## Problem requirements:
Find the lines in these entries that include the word "CARBURANT" and state how many there are, with no other words.

## Data for this exercise:
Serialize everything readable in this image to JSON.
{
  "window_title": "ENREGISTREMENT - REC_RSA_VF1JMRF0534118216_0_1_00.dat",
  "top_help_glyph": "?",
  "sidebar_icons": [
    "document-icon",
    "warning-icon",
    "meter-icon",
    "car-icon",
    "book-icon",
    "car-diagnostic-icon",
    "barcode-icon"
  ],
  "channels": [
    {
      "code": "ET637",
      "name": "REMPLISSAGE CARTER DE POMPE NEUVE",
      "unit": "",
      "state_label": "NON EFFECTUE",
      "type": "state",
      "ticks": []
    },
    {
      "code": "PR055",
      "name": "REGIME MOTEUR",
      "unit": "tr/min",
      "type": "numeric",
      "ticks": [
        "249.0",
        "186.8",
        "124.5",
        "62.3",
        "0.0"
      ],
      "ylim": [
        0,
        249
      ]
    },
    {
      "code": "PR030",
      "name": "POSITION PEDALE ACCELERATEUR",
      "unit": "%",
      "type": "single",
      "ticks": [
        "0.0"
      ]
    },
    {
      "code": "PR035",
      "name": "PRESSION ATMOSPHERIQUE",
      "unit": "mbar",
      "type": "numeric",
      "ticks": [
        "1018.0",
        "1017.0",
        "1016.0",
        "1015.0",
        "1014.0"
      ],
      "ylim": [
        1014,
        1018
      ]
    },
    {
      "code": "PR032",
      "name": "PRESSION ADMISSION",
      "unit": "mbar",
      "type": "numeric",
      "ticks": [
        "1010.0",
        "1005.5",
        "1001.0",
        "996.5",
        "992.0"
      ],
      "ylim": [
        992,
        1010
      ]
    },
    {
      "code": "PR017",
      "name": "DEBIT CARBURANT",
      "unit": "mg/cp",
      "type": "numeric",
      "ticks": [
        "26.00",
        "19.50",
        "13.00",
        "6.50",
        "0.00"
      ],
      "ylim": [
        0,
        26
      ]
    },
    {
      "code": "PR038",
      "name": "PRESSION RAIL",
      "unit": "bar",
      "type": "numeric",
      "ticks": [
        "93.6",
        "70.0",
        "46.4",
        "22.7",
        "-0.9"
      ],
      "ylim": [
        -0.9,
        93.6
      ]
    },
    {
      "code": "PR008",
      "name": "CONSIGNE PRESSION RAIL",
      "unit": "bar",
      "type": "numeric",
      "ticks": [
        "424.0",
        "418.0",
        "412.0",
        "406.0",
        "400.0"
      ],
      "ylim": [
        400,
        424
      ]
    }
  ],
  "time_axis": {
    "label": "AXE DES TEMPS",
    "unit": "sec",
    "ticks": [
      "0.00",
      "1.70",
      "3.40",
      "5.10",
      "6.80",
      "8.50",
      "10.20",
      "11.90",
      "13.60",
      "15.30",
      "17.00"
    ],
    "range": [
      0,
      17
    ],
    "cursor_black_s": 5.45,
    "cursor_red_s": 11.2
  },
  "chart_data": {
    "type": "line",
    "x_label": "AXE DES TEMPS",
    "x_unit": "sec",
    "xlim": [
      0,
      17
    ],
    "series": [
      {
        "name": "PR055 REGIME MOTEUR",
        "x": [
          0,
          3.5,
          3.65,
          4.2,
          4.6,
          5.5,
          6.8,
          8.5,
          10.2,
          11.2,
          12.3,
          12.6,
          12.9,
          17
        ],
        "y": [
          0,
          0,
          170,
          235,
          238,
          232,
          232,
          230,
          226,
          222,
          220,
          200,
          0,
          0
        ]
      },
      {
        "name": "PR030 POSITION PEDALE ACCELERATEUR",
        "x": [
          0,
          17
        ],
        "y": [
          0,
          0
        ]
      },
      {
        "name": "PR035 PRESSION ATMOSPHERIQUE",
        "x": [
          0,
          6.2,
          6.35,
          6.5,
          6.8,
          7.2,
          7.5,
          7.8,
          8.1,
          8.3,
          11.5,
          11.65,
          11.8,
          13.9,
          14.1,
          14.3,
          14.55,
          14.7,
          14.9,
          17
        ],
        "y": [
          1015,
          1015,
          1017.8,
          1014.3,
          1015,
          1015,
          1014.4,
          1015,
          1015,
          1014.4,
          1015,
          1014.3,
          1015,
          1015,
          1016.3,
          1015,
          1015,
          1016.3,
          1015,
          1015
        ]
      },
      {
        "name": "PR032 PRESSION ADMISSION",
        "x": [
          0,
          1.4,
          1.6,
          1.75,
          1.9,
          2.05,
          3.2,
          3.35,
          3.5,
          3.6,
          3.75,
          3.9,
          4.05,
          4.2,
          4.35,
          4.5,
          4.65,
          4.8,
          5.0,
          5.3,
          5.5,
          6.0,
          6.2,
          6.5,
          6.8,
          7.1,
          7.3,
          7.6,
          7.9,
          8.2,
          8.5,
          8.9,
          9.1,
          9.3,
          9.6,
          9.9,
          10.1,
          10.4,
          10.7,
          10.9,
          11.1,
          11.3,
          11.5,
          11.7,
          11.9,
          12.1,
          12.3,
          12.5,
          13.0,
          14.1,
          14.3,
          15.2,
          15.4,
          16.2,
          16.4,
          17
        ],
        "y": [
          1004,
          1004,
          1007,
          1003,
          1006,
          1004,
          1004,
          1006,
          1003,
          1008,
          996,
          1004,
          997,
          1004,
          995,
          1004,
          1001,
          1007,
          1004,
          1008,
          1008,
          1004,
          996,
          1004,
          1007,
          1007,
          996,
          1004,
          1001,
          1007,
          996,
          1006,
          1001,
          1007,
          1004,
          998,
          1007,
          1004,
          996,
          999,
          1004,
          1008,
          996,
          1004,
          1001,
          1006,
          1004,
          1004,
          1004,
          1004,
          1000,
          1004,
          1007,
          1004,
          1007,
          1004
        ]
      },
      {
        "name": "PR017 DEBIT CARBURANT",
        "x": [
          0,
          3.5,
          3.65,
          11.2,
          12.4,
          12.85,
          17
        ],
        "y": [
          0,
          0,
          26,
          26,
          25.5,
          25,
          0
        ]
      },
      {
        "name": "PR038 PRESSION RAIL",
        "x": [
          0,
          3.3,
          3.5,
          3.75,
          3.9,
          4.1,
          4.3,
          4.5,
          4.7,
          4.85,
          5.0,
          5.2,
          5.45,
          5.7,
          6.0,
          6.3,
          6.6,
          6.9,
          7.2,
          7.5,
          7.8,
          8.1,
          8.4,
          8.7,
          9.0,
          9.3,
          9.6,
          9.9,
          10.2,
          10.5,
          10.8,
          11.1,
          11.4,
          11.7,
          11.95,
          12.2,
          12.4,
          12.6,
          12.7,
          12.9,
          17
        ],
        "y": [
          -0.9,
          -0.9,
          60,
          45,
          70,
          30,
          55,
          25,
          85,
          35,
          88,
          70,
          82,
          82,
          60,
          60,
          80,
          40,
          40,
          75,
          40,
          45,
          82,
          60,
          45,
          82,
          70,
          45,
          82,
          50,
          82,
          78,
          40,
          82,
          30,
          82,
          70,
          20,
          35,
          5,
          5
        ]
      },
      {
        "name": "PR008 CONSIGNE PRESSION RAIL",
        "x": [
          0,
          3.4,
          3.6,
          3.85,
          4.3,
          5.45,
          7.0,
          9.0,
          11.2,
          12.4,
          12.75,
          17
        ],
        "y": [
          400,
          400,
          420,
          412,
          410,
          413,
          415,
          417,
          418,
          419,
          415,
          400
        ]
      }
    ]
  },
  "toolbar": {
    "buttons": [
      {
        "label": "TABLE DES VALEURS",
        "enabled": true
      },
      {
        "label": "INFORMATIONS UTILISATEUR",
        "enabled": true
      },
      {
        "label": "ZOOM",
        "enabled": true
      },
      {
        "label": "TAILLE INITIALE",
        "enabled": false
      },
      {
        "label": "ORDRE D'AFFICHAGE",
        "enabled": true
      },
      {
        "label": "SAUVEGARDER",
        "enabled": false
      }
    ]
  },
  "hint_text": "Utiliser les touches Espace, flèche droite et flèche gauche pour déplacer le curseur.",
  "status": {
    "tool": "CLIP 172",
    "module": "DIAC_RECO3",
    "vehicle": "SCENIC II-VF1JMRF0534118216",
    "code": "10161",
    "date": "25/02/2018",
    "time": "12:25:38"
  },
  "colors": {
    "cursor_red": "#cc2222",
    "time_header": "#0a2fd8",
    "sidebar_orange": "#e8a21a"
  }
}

## Exercise response:
2